### Source passage
:::::

Although forms are input to the map with no information about their internal structure, the dataset was annotated manually, to allow us to correlate variation in the map response after training with variation in the (morphological) structure of training forms. First, for each form, we marked up two uniqueness points: UP1 and CUP. UP1 was marked at the position in the verb form where the stem is uniquely identified, both relative to paradigmatically-unrelated onset-aligned forms in the dataset, and with respect to other possible stem allomorphs within the same paradigm. For example, the stem drunk is distinguished from the unrelated doubt at “r” in second position, but it is distinguished from drink or drank only when “u” is reached in third position⁸. The marking of CUP followed Balling and Baayen in marking the point at which the whole verb form is distinguished from other forms of the same paradigm.

In addition, we based morphological segmentation on a uniform (PREFIX) + STEM + (SUFFIX) template, where the notion of verb stem has the Aronovian, morphomic status of an unpredictable allomorph of the base stem, conveying systematic, but possibly non homogeneous clusters of morpho-lexical features (Aronoff, 1994). Accordingly, formally predictable stems derived from their base stem through a systematic process of stem formation (e.g., English past(walk) → walked) are segmented into a base and a suffix (walk-ed). Inflected forms containing unpredictable stems (e.g., English past_part(drink) → drunk, German past_1S(geben) → gab, German pres_2S(geben) → gibst) are segmented into a stem and a suffix (whenever overtly realized) (e.g., drunk-, gab-, gib-st).

Paradigms that undergo unpredictable stem formation processes are classified as irregular. Paradigms whose stems are formed transparently and systematically⁹ are annotated as regular. In Standard Modern Arabic, where verbs appear to cluster into different inflectional classes depending on the vocalic patterns intercalated with the roots, irregular (or weak) verb paradigms have stems that undergo a reduction in the number of root consonants (traditionally referred to as first, second, third weak and doubled roots, depending on the position and number of the radical consonants being dropped) (Marzi et al., 2017). Our segmentation template thus cuts across the traditional regular vs. irregular classification, yielding ya-ktub-u “he writes” and katab-a “he wrote” (as an example of a regular paradigm), together with ya-qūl-u “he says” and qāl-a “he said” (as an example of an irregular paradigm). Finally, for those languages (like Modern Greek and Italian) where regular paradigms exhibit unpredictable stem vowel selection (Ralli, 2005, 2006), stem identity/regularity was based on the form obtained by dropping the thematic vowel from the stem (Pirrelli, 2000; Pirrelli and Battista, 2000; Bompolas et al., 2017).

:::::

### Extracted information
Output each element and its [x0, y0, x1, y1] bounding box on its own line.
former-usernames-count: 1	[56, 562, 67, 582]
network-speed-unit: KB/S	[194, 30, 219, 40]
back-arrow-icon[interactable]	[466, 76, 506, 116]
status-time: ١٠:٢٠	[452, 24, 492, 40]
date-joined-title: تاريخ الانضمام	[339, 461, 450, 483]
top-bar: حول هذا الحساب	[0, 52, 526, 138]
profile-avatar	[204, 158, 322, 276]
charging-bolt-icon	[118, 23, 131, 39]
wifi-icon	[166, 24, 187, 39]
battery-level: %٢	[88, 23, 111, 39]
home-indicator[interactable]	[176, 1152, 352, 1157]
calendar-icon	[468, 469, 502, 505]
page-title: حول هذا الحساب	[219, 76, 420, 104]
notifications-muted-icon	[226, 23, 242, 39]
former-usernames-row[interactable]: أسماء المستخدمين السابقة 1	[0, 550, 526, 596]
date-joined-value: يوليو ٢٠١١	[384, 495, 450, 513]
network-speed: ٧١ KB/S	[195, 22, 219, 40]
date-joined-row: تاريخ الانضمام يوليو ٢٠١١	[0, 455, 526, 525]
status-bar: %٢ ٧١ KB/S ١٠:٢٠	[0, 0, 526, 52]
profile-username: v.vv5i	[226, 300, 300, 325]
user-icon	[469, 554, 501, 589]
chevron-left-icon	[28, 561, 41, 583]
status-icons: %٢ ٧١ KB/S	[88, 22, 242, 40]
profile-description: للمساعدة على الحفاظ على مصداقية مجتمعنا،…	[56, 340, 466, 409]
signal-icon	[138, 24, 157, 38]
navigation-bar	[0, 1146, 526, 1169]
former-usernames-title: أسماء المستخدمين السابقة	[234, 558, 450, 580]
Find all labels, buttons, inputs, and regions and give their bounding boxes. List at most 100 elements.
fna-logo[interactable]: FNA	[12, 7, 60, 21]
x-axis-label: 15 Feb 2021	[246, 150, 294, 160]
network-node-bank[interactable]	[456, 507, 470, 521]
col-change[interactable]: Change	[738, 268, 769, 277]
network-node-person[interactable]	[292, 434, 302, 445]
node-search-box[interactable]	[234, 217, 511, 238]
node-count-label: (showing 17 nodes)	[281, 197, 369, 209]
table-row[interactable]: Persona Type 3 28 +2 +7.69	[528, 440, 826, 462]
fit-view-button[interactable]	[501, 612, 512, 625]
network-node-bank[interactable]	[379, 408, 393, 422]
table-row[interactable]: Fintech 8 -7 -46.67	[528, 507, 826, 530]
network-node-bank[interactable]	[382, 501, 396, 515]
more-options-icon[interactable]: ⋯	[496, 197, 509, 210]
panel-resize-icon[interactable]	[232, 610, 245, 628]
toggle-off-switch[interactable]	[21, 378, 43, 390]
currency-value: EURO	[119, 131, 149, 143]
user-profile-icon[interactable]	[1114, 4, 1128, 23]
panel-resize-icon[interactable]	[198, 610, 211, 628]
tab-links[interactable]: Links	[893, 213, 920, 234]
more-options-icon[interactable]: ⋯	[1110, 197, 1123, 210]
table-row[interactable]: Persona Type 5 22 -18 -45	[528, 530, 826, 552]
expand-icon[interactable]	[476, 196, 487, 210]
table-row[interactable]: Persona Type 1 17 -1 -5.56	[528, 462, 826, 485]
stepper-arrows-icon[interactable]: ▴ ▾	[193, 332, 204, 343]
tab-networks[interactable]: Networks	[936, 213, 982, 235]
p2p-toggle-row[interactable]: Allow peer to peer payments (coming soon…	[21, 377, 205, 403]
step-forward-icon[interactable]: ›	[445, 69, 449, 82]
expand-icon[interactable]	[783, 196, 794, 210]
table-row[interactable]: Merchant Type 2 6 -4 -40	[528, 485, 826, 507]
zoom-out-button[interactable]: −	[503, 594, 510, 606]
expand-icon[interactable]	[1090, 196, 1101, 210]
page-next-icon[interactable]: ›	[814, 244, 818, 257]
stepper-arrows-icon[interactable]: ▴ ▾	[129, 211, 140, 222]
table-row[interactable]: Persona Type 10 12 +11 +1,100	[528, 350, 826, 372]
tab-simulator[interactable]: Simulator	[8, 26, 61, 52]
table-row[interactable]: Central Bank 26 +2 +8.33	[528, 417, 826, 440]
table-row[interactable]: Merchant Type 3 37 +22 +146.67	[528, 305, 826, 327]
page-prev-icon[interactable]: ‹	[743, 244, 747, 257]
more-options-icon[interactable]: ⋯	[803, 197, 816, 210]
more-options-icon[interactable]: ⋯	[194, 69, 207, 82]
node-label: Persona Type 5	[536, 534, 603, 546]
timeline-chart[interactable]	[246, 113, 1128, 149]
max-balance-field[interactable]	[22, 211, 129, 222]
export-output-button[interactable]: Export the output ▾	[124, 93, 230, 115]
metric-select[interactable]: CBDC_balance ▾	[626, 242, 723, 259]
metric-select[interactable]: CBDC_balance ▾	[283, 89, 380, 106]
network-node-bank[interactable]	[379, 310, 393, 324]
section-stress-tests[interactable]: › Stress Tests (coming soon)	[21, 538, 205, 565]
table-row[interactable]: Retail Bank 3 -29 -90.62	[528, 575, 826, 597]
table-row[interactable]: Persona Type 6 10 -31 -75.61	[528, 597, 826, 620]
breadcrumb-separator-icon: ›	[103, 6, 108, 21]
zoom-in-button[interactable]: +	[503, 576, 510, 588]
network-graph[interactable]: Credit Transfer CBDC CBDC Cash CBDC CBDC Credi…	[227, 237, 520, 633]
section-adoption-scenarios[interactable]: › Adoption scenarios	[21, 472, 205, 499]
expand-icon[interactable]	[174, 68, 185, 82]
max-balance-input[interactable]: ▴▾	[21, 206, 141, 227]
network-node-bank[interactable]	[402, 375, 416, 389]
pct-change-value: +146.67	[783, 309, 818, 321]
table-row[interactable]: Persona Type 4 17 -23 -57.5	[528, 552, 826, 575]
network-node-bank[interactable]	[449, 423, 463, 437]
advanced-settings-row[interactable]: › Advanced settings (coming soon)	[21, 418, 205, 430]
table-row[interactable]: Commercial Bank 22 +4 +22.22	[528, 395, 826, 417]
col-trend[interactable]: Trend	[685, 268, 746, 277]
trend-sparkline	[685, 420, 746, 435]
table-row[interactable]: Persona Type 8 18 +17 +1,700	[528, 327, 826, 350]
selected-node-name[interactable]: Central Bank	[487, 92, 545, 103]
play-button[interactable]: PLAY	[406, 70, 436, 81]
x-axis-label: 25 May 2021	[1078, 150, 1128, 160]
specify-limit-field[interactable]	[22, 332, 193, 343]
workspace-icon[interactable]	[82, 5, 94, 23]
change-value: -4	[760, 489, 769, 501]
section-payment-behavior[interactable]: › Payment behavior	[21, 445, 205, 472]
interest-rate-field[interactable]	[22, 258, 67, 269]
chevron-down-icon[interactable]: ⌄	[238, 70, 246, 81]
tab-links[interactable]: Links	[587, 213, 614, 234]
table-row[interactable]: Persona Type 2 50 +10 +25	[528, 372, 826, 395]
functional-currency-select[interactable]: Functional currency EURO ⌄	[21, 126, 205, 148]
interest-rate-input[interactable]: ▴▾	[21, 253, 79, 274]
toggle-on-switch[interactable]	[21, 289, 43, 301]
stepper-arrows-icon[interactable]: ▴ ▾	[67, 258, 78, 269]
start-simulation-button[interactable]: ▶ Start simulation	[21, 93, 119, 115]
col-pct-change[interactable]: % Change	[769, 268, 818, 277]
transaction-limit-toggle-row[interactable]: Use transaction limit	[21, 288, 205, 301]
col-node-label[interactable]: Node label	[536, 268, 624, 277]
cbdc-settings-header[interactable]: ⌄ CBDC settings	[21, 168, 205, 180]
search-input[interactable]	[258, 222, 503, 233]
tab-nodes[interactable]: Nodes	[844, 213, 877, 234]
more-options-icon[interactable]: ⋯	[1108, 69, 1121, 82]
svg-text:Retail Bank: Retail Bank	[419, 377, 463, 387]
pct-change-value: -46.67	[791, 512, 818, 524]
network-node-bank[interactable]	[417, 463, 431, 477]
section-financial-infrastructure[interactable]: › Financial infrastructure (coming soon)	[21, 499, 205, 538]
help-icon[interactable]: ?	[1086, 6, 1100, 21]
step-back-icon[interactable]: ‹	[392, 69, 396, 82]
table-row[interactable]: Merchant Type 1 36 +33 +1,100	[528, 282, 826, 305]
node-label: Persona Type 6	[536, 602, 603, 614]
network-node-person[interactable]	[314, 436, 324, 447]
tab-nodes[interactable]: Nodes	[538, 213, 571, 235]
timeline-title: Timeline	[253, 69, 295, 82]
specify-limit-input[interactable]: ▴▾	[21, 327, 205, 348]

:::::

### Written request 1
List every language that the passage on morphological segmentation names.
### Written request 2
Copy out the part of the entries that opens with their first line and closes with the line containing "461, 450, 483]", including both ends.

### Task solution 1
English
German
Standard Modern Arabic
Modern Greek
Italian

### Task solution 2
Output each element and its [x0, y0, x1, y1] bounding box on its own line.
former-usernames-count: 1	[56, 562, 67, 582]
network-speed-unit: KB/S	[194, 30, 219, 40]
back-arrow-icon[interactable]	[466, 76, 506, 116]
status-time: ١٠:٢٠	[452, 24, 492, 40]
date-joined-title: تاريخ الانضمام	[339, 461, 450, 483]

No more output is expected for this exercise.